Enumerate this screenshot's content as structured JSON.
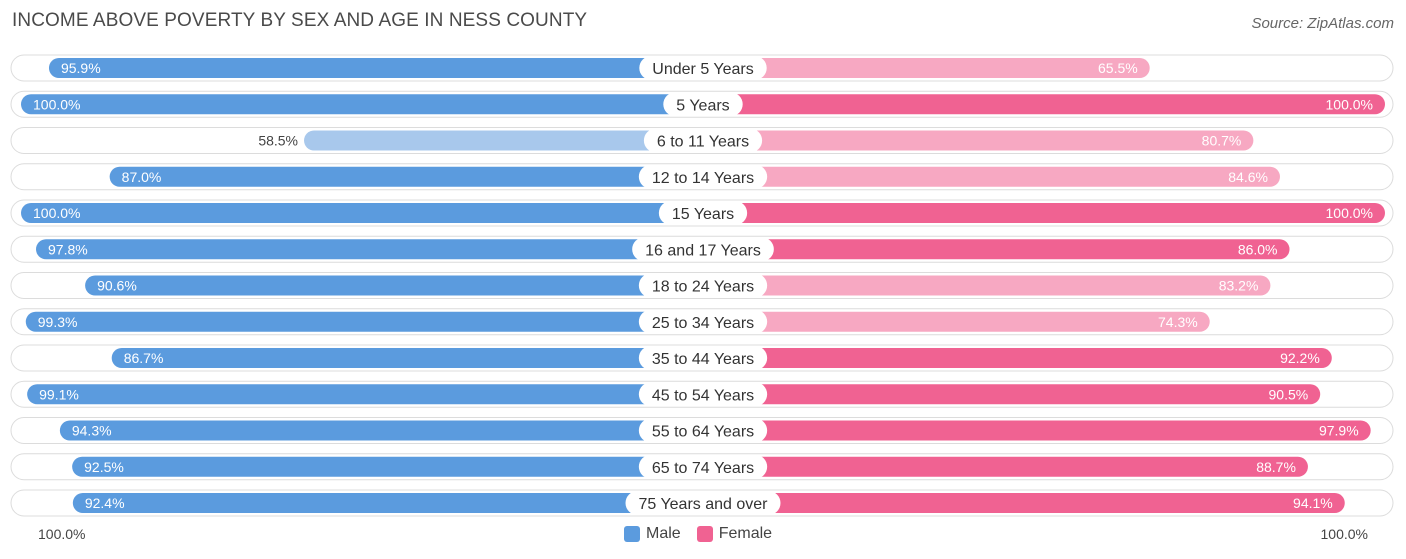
{
  "header": {
    "title": "INCOME ABOVE POVERTY BY SEX AND AGE IN NESS COUNTY",
    "source": "Source: ZipAtlas.com"
  },
  "axis": {
    "left_label": "100.0%",
    "right_label": "100.0%"
  },
  "legend": {
    "male_label": "Male",
    "female_label": "Female"
  },
  "colors": {
    "male_strong": "#5b9bde",
    "male_light": "#a8c8ec",
    "female_strong": "#f06292",
    "female_light": "#f7a8c2",
    "track": "#f1f1f1"
  },
  "chart_data": {
    "type": "bar",
    "orientation": "horizontal-diverging",
    "title": "INCOME ABOVE POVERTY BY SEX AND AGE IN NESS COUNTY",
    "xlim": [
      0,
      100
    ],
    "unit": "%",
    "categories": [
      "Under 5 Years",
      "5 Years",
      "6 to 11 Years",
      "12 to 14 Years",
      "15 Years",
      "16 and 17 Years",
      "18 to 24 Years",
      "25 to 34 Years",
      "35 to 44 Years",
      "45 to 54 Years",
      "55 to 64 Years",
      "65 to 74 Years",
      "75 Years and over"
    ],
    "series": [
      {
        "name": "Male",
        "values": [
          95.9,
          100.0,
          58.5,
          87.0,
          100.0,
          97.8,
          90.6,
          99.3,
          86.7,
          99.1,
          94.3,
          92.5,
          92.4
        ],
        "labels": [
          "95.9%",
          "100.0%",
          "58.5%",
          "87.0%",
          "100.0%",
          "97.8%",
          "90.6%",
          "99.3%",
          "86.7%",
          "99.1%",
          "94.3%",
          "92.5%",
          "92.4%"
        ]
      },
      {
        "name": "Female",
        "values": [
          65.5,
          100.0,
          80.7,
          84.6,
          100.0,
          86.0,
          83.2,
          74.3,
          92.2,
          90.5,
          97.9,
          88.7,
          94.1
        ],
        "labels": [
          "65.5%",
          "100.0%",
          "80.7%",
          "84.6%",
          "100.0%",
          "86.0%",
          "83.2%",
          "74.3%",
          "92.2%",
          "90.5%",
          "97.9%",
          "88.7%",
          "94.1%"
        ]
      }
    ]
  }
}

**YOUR INSTRUCTIONS:** Repeat the full listing above exactly, with no pictures in the copy.

**THE RESULT:**
Enumerate this screenshot's content as structured JSON.
{
  "header": {
    "title": "INCOME ABOVE POVERTY BY SEX AND AGE IN NESS COUNTY",
    "source": "Source: ZipAtlas.com"
  },
  "axis": {
    "left_label": "100.0%",
    "right_label": "100.0%"
  },
  "legend": {
    "male_label": "Male",
    "female_label": "Female"
  },
  "colors": {
    "male_strong": "#5b9bde",
    "male_light": "#a8c8ec",
    "female_strong": "#f06292",
    "female_light": "#f7a8c2",
    "track": "#f1f1f1"
  },
  "chart_data": {
    "type": "bar",
    "orientation": "horizontal-diverging",
    "title": "INCOME ABOVE POVERTY BY SEX AND AGE IN NESS COUNTY",
    "xlim": [
      0,
      100
    ],
    "unit": "%",
    "categories": [
      "Under 5 Years",
      "5 Years",
      "6 to 11 Years",
      "12 to 14 Years",
      "15 Years",
      "16 and 17 Years",
      "18 to 24 Years",
      "25 to 34 Years",
      "35 to 44 Years",
      "45 to 54 Years",
      "55 to 64 Years",
      "65 to 74 Years",
      "75 Years and over"
    ],
    "series": [
      {
        "name": "Male",
        "values": [
          95.9,
          100.0,
          58.5,
          87.0,
          100.0,
          97.8,
          90.6,
          99.3,
          86.7,
          99.1,
          94.3,
          92.5,
          92.4
        ],
        "labels": [
          "95.9%",
          "100.0%",
          "58.5%",
          "87.0%",
          "100.0%",
          "97.8%",
          "90.6%",
          "99.3%",
          "86.7%",
          "99.1%",
          "94.3%",
          "92.5%",
          "92.4%"
        ]
      },
      {
        "name": "Female",
        "values": [
          65.5,
          100.0,
          80.7,
          84.6,
          100.0,
          86.0,
          83.2,
          74.3,
          92.2,
          90.5,
          97.9,
          88.7,
          94.1
        ],
        "labels": [
          "65.5%",
          "100.0%",
          "80.7%",
          "84.6%",
          "100.0%",
          "86.0%",
          "83.2%",
          "74.3%",
          "92.2%",
          "90.5%",
          "97.9%",
          "88.7%",
          "94.1%"
        ]
      }
    ]
  }
}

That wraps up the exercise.